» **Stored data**

Start

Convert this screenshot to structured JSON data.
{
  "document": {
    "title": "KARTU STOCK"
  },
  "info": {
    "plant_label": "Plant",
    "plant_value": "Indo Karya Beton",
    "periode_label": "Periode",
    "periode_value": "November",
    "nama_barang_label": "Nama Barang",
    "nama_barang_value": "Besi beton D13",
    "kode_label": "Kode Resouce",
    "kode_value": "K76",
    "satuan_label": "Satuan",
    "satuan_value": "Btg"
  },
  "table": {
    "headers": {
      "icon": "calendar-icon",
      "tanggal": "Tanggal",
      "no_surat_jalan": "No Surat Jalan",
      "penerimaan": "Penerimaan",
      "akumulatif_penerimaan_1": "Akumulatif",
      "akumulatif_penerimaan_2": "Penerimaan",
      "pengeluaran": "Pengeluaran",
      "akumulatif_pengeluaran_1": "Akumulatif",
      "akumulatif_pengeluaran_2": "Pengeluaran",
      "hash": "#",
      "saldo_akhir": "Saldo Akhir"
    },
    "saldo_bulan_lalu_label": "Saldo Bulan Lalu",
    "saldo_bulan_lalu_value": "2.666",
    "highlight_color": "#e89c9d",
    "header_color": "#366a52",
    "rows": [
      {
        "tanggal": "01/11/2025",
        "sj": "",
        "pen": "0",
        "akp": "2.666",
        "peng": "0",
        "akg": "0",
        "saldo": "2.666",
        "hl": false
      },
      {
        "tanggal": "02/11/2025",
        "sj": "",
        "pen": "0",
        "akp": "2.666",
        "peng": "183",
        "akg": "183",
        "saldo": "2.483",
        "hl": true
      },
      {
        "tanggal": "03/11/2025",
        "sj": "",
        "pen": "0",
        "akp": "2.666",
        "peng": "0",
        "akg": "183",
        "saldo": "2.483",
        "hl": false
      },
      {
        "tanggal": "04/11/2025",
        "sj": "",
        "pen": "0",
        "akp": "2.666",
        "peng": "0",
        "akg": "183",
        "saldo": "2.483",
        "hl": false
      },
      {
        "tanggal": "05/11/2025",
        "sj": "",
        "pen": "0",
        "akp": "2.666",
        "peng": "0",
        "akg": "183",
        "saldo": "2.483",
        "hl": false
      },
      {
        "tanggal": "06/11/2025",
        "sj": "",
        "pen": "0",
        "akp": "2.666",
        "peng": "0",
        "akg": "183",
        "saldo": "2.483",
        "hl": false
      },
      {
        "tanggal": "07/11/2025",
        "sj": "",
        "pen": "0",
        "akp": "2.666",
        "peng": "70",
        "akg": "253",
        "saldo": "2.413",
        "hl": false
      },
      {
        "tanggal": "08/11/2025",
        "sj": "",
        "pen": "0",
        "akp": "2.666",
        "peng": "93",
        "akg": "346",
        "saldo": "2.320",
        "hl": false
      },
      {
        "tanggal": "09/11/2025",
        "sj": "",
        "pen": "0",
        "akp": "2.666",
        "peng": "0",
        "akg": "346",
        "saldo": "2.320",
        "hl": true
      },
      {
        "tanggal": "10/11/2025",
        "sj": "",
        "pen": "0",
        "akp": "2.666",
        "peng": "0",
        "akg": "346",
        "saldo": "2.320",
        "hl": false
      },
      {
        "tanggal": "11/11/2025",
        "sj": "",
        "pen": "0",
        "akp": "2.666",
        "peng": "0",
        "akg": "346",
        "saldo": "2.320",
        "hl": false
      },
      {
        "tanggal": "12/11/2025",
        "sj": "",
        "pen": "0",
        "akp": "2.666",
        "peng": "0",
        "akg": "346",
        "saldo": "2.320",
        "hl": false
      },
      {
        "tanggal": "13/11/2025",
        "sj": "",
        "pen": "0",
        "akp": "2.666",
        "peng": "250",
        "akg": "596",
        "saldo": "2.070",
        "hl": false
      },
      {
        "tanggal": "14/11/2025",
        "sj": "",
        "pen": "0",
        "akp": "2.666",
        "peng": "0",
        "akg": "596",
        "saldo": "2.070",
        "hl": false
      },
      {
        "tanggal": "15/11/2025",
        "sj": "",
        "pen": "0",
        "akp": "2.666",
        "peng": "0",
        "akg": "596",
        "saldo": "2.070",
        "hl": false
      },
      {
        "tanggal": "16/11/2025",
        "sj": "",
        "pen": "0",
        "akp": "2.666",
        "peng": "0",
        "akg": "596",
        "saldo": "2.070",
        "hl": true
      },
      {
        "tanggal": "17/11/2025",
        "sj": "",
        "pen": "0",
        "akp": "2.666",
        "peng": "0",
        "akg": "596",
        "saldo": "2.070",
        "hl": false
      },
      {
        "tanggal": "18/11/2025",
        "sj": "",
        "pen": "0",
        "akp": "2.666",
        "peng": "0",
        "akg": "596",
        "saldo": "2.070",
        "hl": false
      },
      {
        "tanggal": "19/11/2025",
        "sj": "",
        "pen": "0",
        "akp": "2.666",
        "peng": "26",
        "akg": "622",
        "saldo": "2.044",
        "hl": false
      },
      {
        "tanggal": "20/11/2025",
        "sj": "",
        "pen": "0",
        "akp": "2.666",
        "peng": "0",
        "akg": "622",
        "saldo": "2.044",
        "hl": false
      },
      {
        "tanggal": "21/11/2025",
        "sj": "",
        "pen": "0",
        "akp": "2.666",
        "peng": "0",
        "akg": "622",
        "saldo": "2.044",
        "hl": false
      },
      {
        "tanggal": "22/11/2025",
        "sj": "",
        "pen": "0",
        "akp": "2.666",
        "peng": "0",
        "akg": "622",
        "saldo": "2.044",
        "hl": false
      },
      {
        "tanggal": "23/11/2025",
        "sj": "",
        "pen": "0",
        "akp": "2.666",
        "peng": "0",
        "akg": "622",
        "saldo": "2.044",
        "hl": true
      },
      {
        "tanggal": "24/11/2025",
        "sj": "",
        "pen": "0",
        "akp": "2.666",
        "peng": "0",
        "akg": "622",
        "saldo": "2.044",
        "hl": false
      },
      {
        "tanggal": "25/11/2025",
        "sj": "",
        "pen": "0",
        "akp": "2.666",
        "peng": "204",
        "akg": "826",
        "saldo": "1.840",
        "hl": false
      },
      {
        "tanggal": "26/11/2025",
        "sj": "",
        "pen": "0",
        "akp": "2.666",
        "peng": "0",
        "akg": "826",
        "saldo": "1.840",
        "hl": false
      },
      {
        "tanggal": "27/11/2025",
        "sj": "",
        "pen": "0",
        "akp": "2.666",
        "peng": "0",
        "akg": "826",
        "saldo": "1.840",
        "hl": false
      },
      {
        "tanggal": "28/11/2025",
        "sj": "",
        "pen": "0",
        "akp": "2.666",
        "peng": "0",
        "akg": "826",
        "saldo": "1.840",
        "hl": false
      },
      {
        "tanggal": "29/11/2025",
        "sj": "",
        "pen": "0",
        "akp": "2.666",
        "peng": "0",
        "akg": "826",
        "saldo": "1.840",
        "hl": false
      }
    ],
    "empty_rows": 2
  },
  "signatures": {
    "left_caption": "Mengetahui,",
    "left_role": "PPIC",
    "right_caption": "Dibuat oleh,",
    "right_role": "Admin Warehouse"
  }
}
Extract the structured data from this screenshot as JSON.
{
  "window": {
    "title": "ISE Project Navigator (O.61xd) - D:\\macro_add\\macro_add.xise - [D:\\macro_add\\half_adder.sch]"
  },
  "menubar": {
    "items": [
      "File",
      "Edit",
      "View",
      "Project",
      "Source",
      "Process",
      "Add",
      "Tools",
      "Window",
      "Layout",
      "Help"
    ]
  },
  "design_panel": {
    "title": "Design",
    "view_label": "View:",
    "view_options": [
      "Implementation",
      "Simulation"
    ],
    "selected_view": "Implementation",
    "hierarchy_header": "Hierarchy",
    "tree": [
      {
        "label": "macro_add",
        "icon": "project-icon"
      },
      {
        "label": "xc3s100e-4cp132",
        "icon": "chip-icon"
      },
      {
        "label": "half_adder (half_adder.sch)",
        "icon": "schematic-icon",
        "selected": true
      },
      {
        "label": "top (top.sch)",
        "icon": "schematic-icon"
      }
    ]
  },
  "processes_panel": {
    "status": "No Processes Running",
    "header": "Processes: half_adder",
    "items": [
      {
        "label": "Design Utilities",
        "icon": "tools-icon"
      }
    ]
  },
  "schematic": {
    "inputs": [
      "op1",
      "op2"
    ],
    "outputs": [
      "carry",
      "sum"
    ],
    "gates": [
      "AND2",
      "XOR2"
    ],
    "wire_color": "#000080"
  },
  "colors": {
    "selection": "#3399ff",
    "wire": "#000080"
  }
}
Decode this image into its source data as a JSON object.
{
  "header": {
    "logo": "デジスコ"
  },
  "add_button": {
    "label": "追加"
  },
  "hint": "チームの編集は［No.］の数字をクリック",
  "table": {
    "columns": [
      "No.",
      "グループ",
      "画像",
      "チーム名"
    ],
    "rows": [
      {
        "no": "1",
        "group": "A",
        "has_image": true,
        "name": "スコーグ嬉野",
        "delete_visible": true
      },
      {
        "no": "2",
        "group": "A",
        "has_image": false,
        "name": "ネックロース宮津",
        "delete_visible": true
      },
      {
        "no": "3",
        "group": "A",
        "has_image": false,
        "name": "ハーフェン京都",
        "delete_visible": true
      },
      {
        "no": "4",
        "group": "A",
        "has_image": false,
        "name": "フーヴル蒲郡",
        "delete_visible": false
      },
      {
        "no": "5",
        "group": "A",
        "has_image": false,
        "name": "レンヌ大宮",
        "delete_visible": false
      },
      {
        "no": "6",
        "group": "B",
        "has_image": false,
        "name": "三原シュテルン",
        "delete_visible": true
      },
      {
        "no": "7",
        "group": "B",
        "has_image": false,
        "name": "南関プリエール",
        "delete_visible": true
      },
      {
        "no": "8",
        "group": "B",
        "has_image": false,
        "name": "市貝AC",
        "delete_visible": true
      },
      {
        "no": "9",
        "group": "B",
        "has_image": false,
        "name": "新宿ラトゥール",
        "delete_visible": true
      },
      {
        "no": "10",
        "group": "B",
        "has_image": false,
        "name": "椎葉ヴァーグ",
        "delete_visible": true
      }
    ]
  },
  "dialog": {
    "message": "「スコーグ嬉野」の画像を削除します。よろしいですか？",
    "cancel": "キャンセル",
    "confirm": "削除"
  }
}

End

» **WRITTEN PROBLEM**
How many of the lines above include the string "Implementation"? Reply with the number by itself.

» **THE SOLUTION**
2